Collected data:
** START **

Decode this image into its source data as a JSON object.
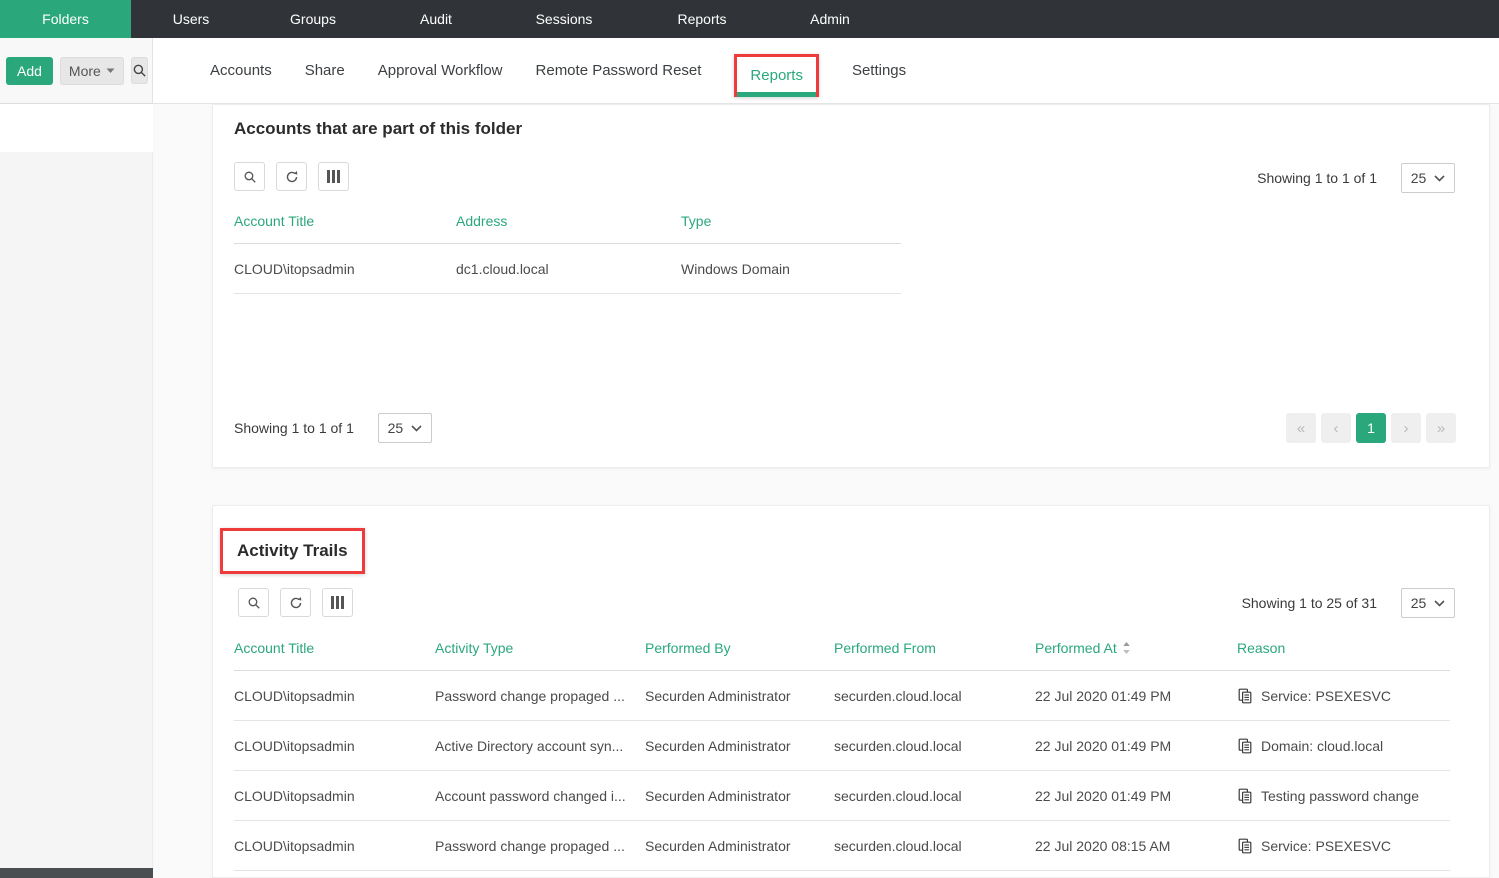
{
  "navbar": {
    "items": [
      "Folders",
      "Users",
      "Groups",
      "Audit",
      "Sessions",
      "Reports",
      "Admin"
    ],
    "active_item": "Folders"
  },
  "sidebar": {
    "add_label": "Add",
    "more_label": "More"
  },
  "folder_tabs": {
    "items": [
      "Accounts",
      "Share",
      "Approval Workflow",
      "Remote Password Reset",
      "Reports",
      "Settings"
    ],
    "active_item": "Reports"
  },
  "accounts_section": {
    "title": "Accounts that are part of this folder",
    "showing_text": "Showing 1 to 1 of 1",
    "page_size": "25",
    "columns": [
      "Account Title",
      "Address",
      "Type"
    ],
    "rows": [
      {
        "account_title": "CLOUD\\itopsadmin",
        "address": "dc1.cloud.local",
        "type": "Windows Domain"
      }
    ],
    "footer": {
      "showing_text": "Showing 1 to 1 of 1",
      "page_size": "25",
      "pagination": {
        "first": "«",
        "prev": "‹",
        "current_page": "1",
        "next": "›",
        "last": "»"
      }
    }
  },
  "activity_section": {
    "title": "Activity Trails",
    "showing_text": "Showing 1 to 25 of 31",
    "page_size": "25",
    "columns": [
      "Account Title",
      "Activity Type",
      "Performed By",
      "Performed From",
      "Performed At",
      "Reason"
    ],
    "rows": [
      {
        "account_title": "CLOUD\\itopsadmin",
        "activity_type": "Password change propaged ...",
        "performed_by": "Securden Administrator",
        "performed_from": "securden.cloud.local",
        "performed_at": "22 Jul 2020 01:49 PM",
        "reason": "Service: PSEXESVC"
      },
      {
        "account_title": "CLOUD\\itopsadmin",
        "activity_type": "Active Directory account syn...",
        "performed_by": "Securden Administrator",
        "performed_from": "securden.cloud.local",
        "performed_at": "22 Jul 2020 01:49 PM",
        "reason": "Domain: cloud.local"
      },
      {
        "account_title": "CLOUD\\itopsadmin",
        "activity_type": "Account password changed i...",
        "performed_by": "Securden Administrator",
        "performed_from": "securden.cloud.local",
        "performed_at": "22 Jul 2020 01:49 PM",
        "reason": "Testing password change"
      },
      {
        "account_title": "CLOUD\\itopsadmin",
        "activity_type": "Password change propaged ...",
        "performed_by": "Securden Administrator",
        "performed_from": "securden.cloud.local",
        "performed_at": "22 Jul 2020 08:15 AM",
        "reason": "Service: PSEXESVC"
      }
    ]
  },
  "colors": {
    "accent_green": "#2aa87b",
    "annotation_red": "#ee3b3b",
    "navbar_bg": "#303438"
  }
}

** END **

» Task description
Read through the data and copy every line where "Domain" shows up.

» Answer below
        "type": "Windows Domain"
        "reason": "Domain: cloud.local"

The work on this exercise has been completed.